Problem to solve. Return the lines beginning at the one that contains "Transcribe the text in this document." and continuing to the end of the entries, including both ends, exactly as written and nothing else.

Exercise data.
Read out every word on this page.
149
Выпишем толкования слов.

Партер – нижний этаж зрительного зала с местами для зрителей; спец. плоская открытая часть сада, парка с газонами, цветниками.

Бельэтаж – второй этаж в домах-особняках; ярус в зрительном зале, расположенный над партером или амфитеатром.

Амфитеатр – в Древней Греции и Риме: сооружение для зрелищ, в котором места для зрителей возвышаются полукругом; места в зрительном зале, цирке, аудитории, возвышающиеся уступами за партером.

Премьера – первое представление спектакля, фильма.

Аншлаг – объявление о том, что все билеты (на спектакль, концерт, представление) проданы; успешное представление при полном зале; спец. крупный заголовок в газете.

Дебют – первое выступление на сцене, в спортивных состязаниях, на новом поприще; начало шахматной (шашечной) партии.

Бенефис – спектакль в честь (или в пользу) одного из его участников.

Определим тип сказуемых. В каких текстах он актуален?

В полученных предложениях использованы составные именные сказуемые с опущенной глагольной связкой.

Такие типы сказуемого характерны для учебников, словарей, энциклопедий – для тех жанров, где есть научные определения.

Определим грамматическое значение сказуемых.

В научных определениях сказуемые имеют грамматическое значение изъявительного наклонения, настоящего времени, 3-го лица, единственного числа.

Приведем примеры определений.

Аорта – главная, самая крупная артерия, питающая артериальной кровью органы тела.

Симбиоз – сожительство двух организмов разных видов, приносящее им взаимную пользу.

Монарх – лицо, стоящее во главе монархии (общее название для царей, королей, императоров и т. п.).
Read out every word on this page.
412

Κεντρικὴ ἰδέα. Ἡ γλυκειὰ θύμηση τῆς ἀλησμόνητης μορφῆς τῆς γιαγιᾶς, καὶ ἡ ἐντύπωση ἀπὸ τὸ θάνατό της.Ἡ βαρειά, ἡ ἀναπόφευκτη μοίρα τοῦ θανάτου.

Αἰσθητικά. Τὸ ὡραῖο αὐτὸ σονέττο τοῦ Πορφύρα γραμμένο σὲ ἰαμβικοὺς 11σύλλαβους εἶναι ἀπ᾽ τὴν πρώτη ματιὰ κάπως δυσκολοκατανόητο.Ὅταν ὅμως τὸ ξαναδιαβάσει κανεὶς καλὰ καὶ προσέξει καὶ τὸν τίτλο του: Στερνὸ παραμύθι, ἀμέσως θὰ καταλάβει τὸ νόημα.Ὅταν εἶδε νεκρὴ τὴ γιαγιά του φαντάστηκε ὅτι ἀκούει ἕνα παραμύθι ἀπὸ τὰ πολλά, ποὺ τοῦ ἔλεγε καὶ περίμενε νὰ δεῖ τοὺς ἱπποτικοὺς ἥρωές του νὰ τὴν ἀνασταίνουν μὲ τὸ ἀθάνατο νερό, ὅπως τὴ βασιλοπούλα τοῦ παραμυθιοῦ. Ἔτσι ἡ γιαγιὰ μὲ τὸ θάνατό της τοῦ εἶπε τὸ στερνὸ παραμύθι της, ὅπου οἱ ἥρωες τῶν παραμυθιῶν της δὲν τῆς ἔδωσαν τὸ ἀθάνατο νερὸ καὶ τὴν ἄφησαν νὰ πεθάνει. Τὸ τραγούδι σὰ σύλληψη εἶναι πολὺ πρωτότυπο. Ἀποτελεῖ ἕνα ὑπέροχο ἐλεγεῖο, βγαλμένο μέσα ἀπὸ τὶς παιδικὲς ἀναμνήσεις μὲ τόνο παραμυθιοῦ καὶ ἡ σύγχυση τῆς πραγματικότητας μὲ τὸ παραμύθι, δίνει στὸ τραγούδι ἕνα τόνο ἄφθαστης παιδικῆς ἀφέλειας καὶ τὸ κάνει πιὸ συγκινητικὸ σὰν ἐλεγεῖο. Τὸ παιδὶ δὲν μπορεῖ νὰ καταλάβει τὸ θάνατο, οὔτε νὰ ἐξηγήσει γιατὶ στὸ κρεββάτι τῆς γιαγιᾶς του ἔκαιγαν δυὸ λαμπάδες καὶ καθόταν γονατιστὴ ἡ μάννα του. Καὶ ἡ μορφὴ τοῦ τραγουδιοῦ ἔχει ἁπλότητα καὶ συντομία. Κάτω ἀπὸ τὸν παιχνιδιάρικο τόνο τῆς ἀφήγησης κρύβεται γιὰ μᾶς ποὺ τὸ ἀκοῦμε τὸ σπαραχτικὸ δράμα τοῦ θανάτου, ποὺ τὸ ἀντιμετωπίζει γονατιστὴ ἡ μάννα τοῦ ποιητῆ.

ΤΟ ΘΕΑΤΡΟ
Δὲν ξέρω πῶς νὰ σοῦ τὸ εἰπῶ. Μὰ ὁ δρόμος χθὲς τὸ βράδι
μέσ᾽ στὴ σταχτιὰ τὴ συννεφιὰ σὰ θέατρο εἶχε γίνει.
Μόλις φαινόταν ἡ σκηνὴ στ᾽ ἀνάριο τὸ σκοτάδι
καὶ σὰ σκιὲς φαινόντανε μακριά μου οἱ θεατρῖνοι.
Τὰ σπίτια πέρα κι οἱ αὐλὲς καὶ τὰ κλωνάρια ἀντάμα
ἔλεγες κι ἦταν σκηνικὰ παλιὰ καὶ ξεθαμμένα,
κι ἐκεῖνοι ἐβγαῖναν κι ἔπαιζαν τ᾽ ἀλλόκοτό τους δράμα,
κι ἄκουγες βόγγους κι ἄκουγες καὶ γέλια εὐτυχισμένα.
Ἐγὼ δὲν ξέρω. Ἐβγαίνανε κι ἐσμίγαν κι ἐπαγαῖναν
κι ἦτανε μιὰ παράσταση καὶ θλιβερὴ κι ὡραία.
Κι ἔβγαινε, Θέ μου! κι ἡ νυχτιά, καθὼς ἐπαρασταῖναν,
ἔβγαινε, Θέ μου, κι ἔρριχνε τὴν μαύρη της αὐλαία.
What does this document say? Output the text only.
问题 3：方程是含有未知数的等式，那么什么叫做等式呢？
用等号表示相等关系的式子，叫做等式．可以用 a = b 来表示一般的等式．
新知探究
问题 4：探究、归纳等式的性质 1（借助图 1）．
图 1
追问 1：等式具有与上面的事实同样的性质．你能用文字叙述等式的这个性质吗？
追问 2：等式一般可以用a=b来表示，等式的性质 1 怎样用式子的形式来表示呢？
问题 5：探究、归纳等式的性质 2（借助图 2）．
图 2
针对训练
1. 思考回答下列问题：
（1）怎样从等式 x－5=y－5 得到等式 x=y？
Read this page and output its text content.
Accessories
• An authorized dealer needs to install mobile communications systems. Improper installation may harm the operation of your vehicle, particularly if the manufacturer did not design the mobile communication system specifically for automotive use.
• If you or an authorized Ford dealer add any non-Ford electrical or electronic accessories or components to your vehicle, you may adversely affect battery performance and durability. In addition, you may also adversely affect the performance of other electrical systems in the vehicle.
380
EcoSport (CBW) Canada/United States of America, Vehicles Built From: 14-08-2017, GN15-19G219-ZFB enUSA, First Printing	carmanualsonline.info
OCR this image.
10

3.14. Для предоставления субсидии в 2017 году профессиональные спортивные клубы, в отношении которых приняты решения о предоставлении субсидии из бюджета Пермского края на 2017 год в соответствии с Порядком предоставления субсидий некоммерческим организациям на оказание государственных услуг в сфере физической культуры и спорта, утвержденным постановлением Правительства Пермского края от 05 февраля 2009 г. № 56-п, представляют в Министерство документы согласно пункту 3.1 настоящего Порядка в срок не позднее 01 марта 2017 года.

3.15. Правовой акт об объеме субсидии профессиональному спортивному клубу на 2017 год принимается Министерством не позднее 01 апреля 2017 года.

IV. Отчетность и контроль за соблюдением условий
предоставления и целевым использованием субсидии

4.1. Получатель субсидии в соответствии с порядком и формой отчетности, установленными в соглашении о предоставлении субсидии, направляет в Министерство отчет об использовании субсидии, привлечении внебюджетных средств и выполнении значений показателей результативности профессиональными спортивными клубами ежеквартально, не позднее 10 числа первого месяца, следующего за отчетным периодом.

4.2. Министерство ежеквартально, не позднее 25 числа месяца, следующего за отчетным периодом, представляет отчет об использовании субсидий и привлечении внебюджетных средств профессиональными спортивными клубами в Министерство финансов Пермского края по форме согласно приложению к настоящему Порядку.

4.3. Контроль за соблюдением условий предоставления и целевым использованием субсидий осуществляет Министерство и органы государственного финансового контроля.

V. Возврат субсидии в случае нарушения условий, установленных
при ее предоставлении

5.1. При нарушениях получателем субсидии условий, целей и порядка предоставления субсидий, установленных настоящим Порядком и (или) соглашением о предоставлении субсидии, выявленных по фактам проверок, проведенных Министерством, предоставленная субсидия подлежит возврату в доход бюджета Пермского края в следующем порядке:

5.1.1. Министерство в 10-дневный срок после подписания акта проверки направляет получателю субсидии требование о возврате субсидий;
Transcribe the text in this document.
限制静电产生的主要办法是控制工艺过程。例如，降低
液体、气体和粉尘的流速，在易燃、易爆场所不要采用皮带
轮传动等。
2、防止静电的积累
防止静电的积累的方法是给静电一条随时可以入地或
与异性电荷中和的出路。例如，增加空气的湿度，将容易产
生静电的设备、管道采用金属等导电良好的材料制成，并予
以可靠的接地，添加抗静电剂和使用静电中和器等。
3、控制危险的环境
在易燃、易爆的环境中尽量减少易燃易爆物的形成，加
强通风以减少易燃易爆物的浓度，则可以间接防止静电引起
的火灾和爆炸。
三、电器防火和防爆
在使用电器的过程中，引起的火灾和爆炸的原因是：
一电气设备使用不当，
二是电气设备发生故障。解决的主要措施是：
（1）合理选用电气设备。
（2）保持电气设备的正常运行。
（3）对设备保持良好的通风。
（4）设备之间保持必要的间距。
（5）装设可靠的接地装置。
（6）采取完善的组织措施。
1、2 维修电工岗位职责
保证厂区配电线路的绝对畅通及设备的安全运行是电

The answer.
Transcribe the text in this document.
限制静电产生的主要办法是控制工艺过程。例如，降低
液体、气体和粉尘的流速，在易燃、易爆场所不要采用皮带
轮传动等。
2、防止静电的积累
防止静电的积累的方法是给静电一条随时可以入地或
与异性电荷中和的出路。例如，增加空气的湿度，将容易产
生静电的设备、管道采用金属等导电良好的材料制成，并予
以可靠的接地，添加抗静电剂和使用静电中和器等。
3、控制危险的环境
在易燃、易爆的环境中尽量减少易燃易爆物的形成，加
强通风以减少易燃易爆物的浓度，则可以间接防止静电引起
的火灾和爆炸。
三、电器防火和防爆
在使用电器的过程中，引起的火灾和爆炸的原因是：
一电气设备使用不当，
二是电气设备发生故障。解决的主要措施是：
（1）合理选用电气设备。
（2）保持电气设备的正常运行。
（3）对设备保持良好的通风。
（4）设备之间保持必要的间距。
（5）装设可靠的接地装置。
（6）采取完善的组织措施。
1、2 维修电工岗位职责
保证厂区配电线路的绝对畅通及设备的安全运行是电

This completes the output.